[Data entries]

□ □ □ □ □ □ □

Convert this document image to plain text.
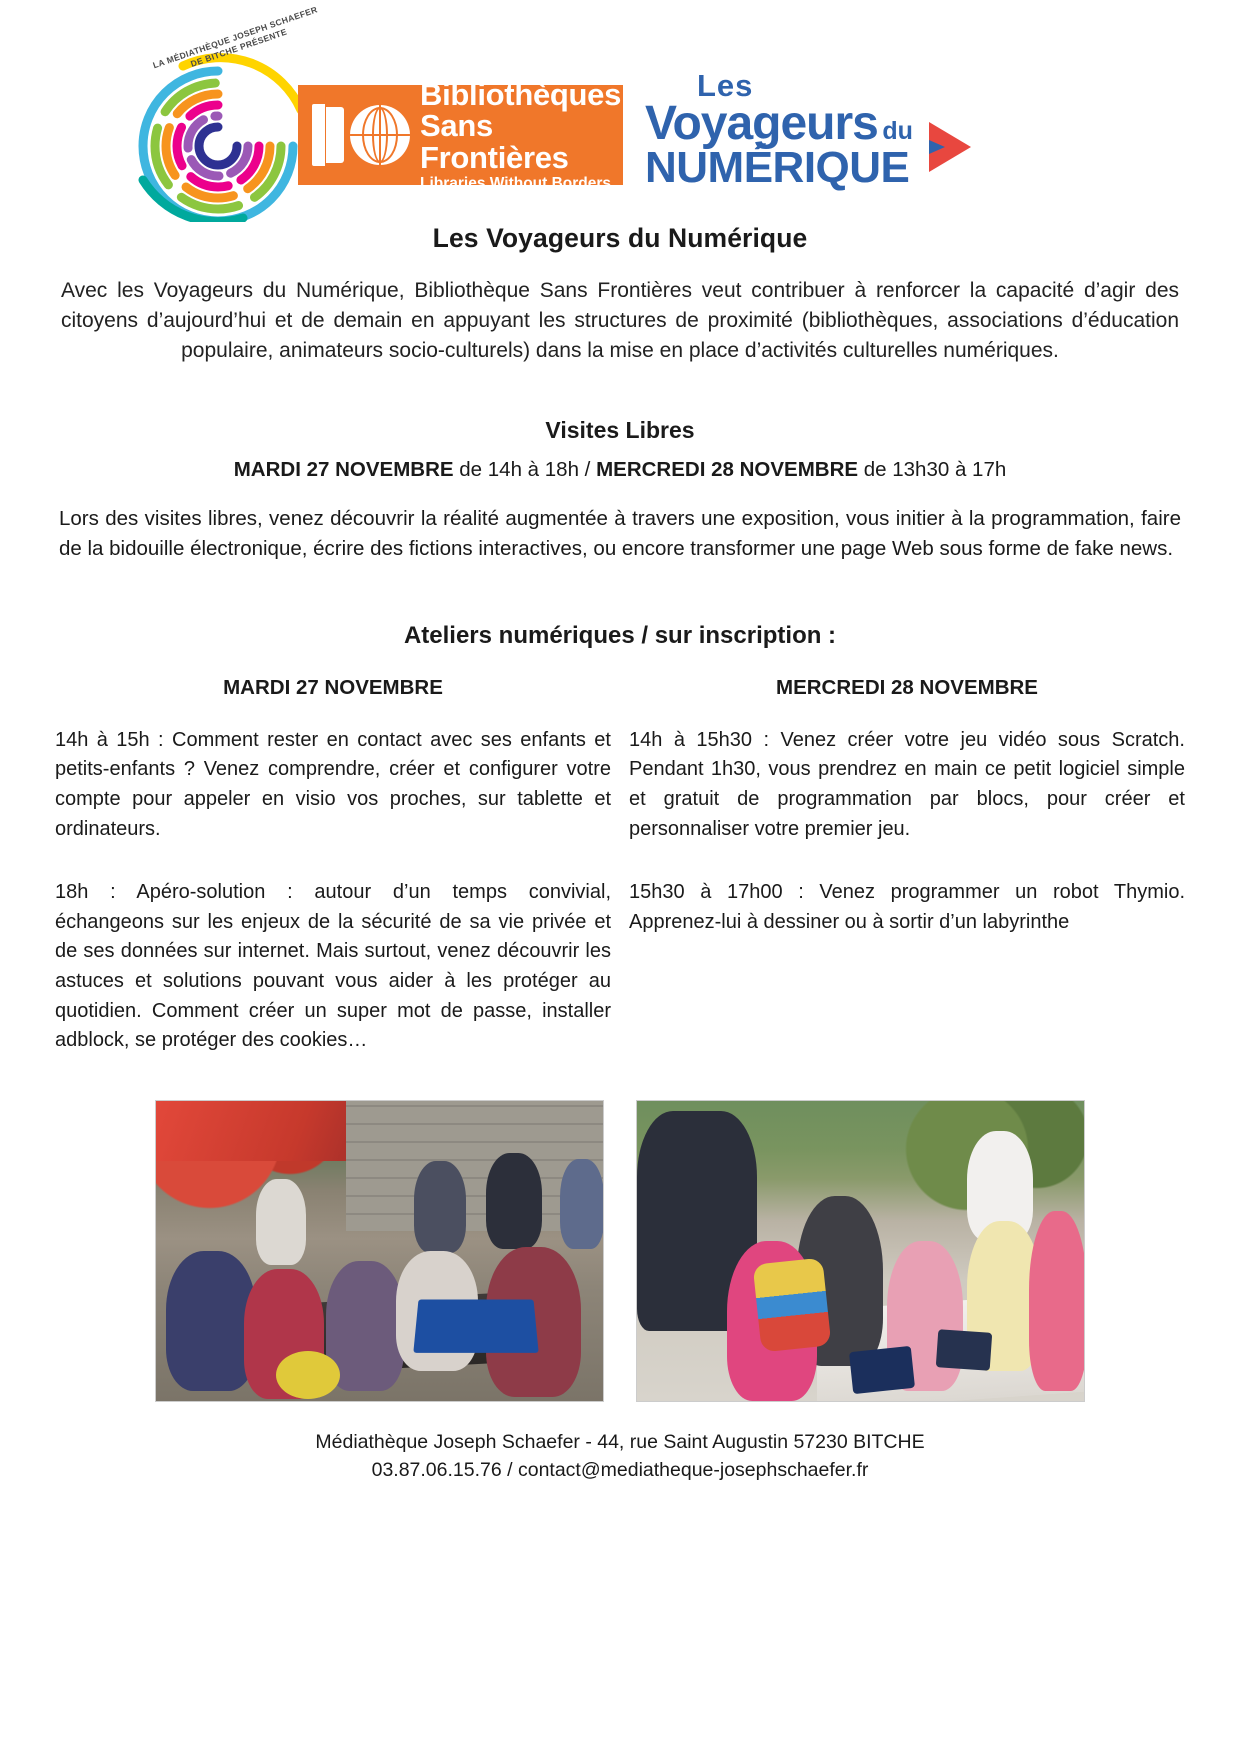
LA MÉDIATHÈQUE JOSEPH SCHAEFER DE BITCHE PRÉSENTE
Bibliothèques
Sans Frontières
Libraries Without Borders
Les
Voyageurs du
NUMÉRIQUE
Les Voyageurs du Numérique

Avec les Voyageurs du Numérique, Bibliothèque Sans Frontières veut contribuer à renforcer la capacité d’agir des citoyens d’aujourd’hui et de demain en appuyant les structures de proximité (bibliothèques, associations d’éducation populaire, animateurs socio-culturels) dans la mise en place d’activités culturelles numériques.

Visites Libres

MARDI 27 NOVEMBRE de 14h à 18h / MERCREDI 28 NOVEMBRE de 13h30 à 17h

Lors des visites libres, venez découvrir la réalité augmentée à travers une exposition, vous initier à la programmation, faire de la bidouille électronique, écrire des fictions interactives, ou encore transformer une page Web sous forme de fake news.

Ateliers numériques / sur inscription :
MARDI 27 NOVEMBRE

14h à 15h : Comment rester en contact avec ses enfants et petits-enfants ? Venez comprendre, créer et configurer votre compte pour appeler en visio vos proches, sur tablette et ordinateurs.

18h : Apéro-solution : autour d’un temps convivial, échangeons sur les enjeux de la sécurité de sa vie privée et de ses données sur internet. Mais surtout, venez découvrir les astuces et solutions pouvant vous aider à les protéger au quotidien. Comment créer un super mot de passe, installer adblock, se protéger des cookies…

MERCREDI 28 NOVEMBRE

14h à 15h30 : Venez créer votre jeu vidéo sous Scratch. Pendant 1h30, vous prendrez en main ce petit logiciel simple et gratuit de programmation par blocs, pour créer et personnaliser votre premier jeu.

15h30 à 17h00 : Venez programmer un robot Thymio. Apprenez-lui à dessiner ou à sortir d’un labyrinthe

Médiathèque Joseph Schaefer - 44, rue Saint Augustin 57230 BITCHE
03.87.06.15.76 / contact@mediatheque-josephschaefer.fr
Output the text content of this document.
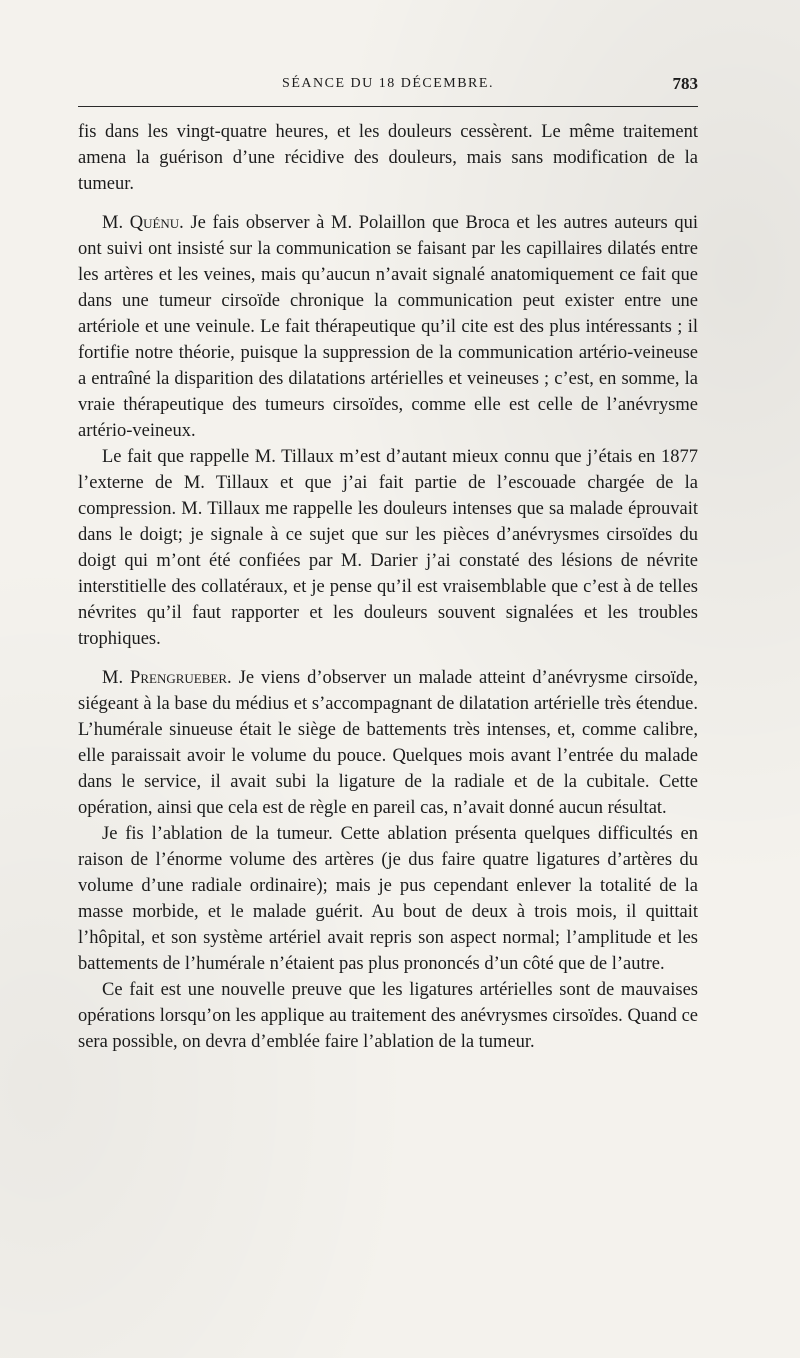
SÉANCE DU 18 DÉCEMBRE.	783

fis dans les vingt-quatre heures, et les douleurs cessèrent. Le même traitement amena la guérison d’une récidive des douleurs, mais sans modification de la tumeur.

M. Quénu. Je fais observer à M. Polaillon que Broca et les autres auteurs qui ont suivi ont insisté sur la communication se faisant par les capillaires dilatés entre les artères et les veines, mais qu’aucun n’avait signalé anatomiquement ce fait que dans une tumeur cirsoïde chronique la communication peut exister entre une artériole et une veinule. Le fait thérapeutique qu’il cite est des plus intéressants ; il fortifie notre théorie, puisque la suppression de la communication artério-veineuse a entraîné la disparition des dilatations artérielles et veineuses ; c’est, en somme, la vraie thérapeutique des tumeurs cirsoïdes, comme elle est celle de l’anévrysme artério-veineux.

Le fait que rappelle M. Tillaux m’est d’autant mieux connu que j’étais en 1877 l’externe de M. Tillaux et que j’ai fait partie de l’escouade chargée de la compression. M. Tillaux me rappelle les douleurs intenses que sa malade éprouvait dans le doigt; je signale à ce sujet que sur les pièces d’anévrysmes cirsoïdes du doigt qui m’ont été confiées par M. Darier j’ai constaté des lésions de névrite interstitielle des collatéraux, et je pense qu’il est vraisemblable que c’est à de telles névrites qu’il faut rapporter et les douleurs souvent signalées et les troubles trophiques.

M. Prengrueber. Je viens d’observer un malade atteint d’anévrysme cirsoïde, siégeant à la base du médius et s’accompagnant de dilatation artérielle très étendue. L’humérale sinueuse était le siège de battements très intenses, et, comme calibre, elle paraissait avoir le volume du pouce. Quelques mois avant l’entrée du malade dans le service, il avait subi la ligature de la radiale et de la cubitale. Cette opération, ainsi que cela est de règle en pareil cas, n’avait donné aucun résultat.

Je fis l’ablation de la tumeur. Cette ablation présenta quelques difficultés en raison de l’énorme volume des artères (je dus faire quatre ligatures d’artères du volume d’une radiale ordinaire); mais je pus cependant enlever la totalité de la masse morbide, et le malade guérit. Au bout de deux à trois mois, il quittait l’hôpital, et son système artériel avait repris son aspect normal; l’amplitude et les battements de l’humérale n’étaient pas plus prononcés d’un côté que de l’autre.

Ce fait est une nouvelle preuve que les ligatures artérielles sont de mauvaises opérations lorsqu’on les applique au traitement des anévrysmes cirsoïdes. Quand ce sera possible, on devra d’emblée faire l’ablation de la tumeur.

□ □ □ □ □ □ □

• _Set exercise_: The answer is the number of lines in the preceding material that hold "sous"; write that number and nothing else.

• _Finished task_: 2